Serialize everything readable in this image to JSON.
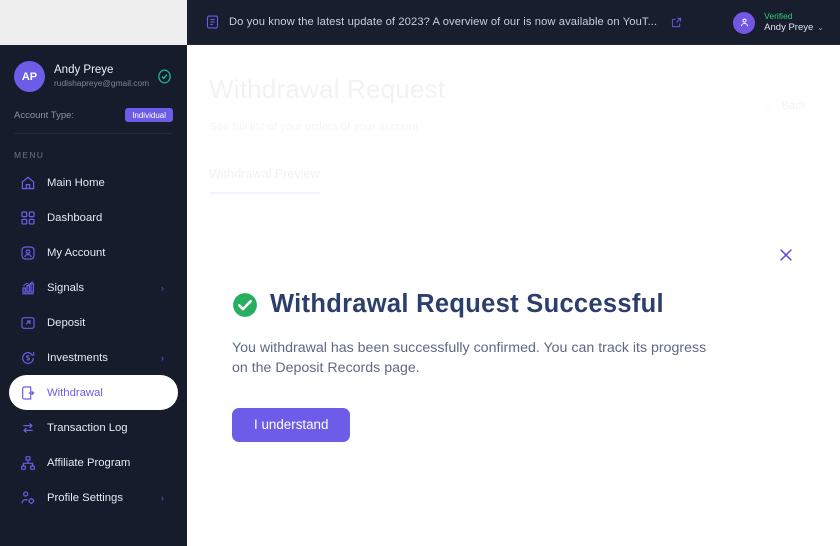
{
  "topbar": {
    "notice_icon": "document-icon",
    "notice_text": "Do you know the latest update of 2023? A overview of our is now available on YouT...",
    "external_link_icon": "external-link-icon",
    "verified_label": "Verified",
    "user_name": "Andy Preye",
    "caret": "⌄"
  },
  "sidebar": {
    "avatar_initials": "AP",
    "profile_name": "Andy Preye",
    "profile_email": "rudishapreye@gmail.com",
    "verified_icon": "verified-check-icon",
    "account_type_label": "Account Type:",
    "account_type_value": "Individual",
    "menu_label": "MENU",
    "items": [
      {
        "label": "Main Home",
        "icon": "home-icon",
        "chevron": "",
        "active": false
      },
      {
        "label": "Dashboard",
        "icon": "grid-icon",
        "chevron": "",
        "active": false
      },
      {
        "label": "My Account",
        "icon": "user-square-icon",
        "chevron": "",
        "active": false
      },
      {
        "label": "Signals",
        "icon": "bar-chart-icon",
        "chevron": "›",
        "active": false
      },
      {
        "label": "Deposit",
        "icon": "deposit-icon",
        "chevron": "",
        "active": false
      },
      {
        "label": "Investments",
        "icon": "refresh-coin-icon",
        "chevron": "›",
        "active": false
      },
      {
        "label": "Withdrawal",
        "icon": "withdrawal-icon",
        "chevron": "",
        "active": true
      },
      {
        "label": "Transaction Log",
        "icon": "swap-arrows-icon",
        "chevron": "",
        "active": false
      },
      {
        "label": "Affiliate Program",
        "icon": "sitemap-icon",
        "chevron": "",
        "active": false
      },
      {
        "label": "Profile Settings",
        "icon": "person-gear-icon",
        "chevron": "›",
        "active": false
      }
    ]
  },
  "main": {
    "title": "Withdrawal Request",
    "subtitle": "See full list of your orders of your account",
    "back_label": "Back",
    "back_arrow": "←",
    "tabs": [
      {
        "label": "Withdrawal Preview",
        "active": true
      }
    ]
  },
  "modal": {
    "close_icon": "close-icon",
    "status_icon": "success-check-icon",
    "title": "Withdrawal Request Successful",
    "message": "You withdrawal has been successfully confirmed. You can track its progress on the Deposit Records page.",
    "primary_button": "I understand"
  },
  "colors": {
    "accent_purple": "#6c5ce7",
    "sidebar_bg": "#161c2b",
    "topbar_bg": "#181e2e",
    "success_green": "#2ecc71",
    "title_navy": "#2c3e6b"
  }
}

▬▬▬▬▬▬

■ **Short task**:
Without the pictures, print the whole listing exactly as given.

■ **Problem solution**:
Serialize everything readable in this image to JSON.
{
  "topbar": {
    "notice_icon": "document-icon",
    "notice_text": "Do you know the latest update of 2023? A overview of our is now available on YouT...",
    "external_link_icon": "external-link-icon",
    "verified_label": "Verified",
    "user_name": "Andy Preye",
    "caret": "⌄"
  },
  "sidebar": {
    "avatar_initials": "AP",
    "profile_name": "Andy Preye",
    "profile_email": "rudishapreye@gmail.com",
    "verified_icon": "verified-check-icon",
    "account_type_label": "Account Type:",
    "account_type_value": "Individual",
    "menu_label": "MENU",
    "items": [
      {
        "label": "Main Home",
        "icon": "home-icon",
        "chevron": "",
        "active": false
      },
      {
        "label": "Dashboard",
        "icon": "grid-icon",
        "chevron": "",
        "active": false
      },
      {
        "label": "My Account",
        "icon": "user-square-icon",
        "chevron": "",
        "active": false
      },
      {
        "label": "Signals",
        "icon": "bar-chart-icon",
        "chevron": "›",
        "active": false
      },
      {
        "label": "Deposit",
        "icon": "deposit-icon",
        "chevron": "",
        "active": false
      },
      {
        "label": "Investments",
        "icon": "refresh-coin-icon",
        "chevron": "›",
        "active": false
      },
      {
        "label": "Withdrawal",
        "icon": "withdrawal-icon",
        "chevron": "",
        "active": true
      },
      {
        "label": "Transaction Log",
        "icon": "swap-arrows-icon",
        "chevron": "",
        "active": false
      },
      {
        "label": "Affiliate Program",
        "icon": "sitemap-icon",
        "chevron": "",
        "active": false
      },
      {
        "label": "Profile Settings",
        "icon": "person-gear-icon",
        "chevron": "›",
        "active": false
      }
    ]
  },
  "main": {
    "title": "Withdrawal Request",
    "subtitle": "See full list of your orders of your account",
    "back_label": "Back",
    "back_arrow": "←",
    "tabs": [
      {
        "label": "Withdrawal Preview",
        "active": true
      }
    ]
  },
  "modal": {
    "close_icon": "close-icon",
    "status_icon": "success-check-icon",
    "title": "Withdrawal Request Successful",
    "message": "You withdrawal has been successfully confirmed. You can track its progress on the Deposit Records page.",
    "primary_button": "I understand"
  },
  "colors": {
    "accent_purple": "#6c5ce7",
    "sidebar_bg": "#161c2b",
    "topbar_bg": "#181e2e",
    "success_green": "#2ecc71",
    "title_navy": "#2c3e6b"
  }
}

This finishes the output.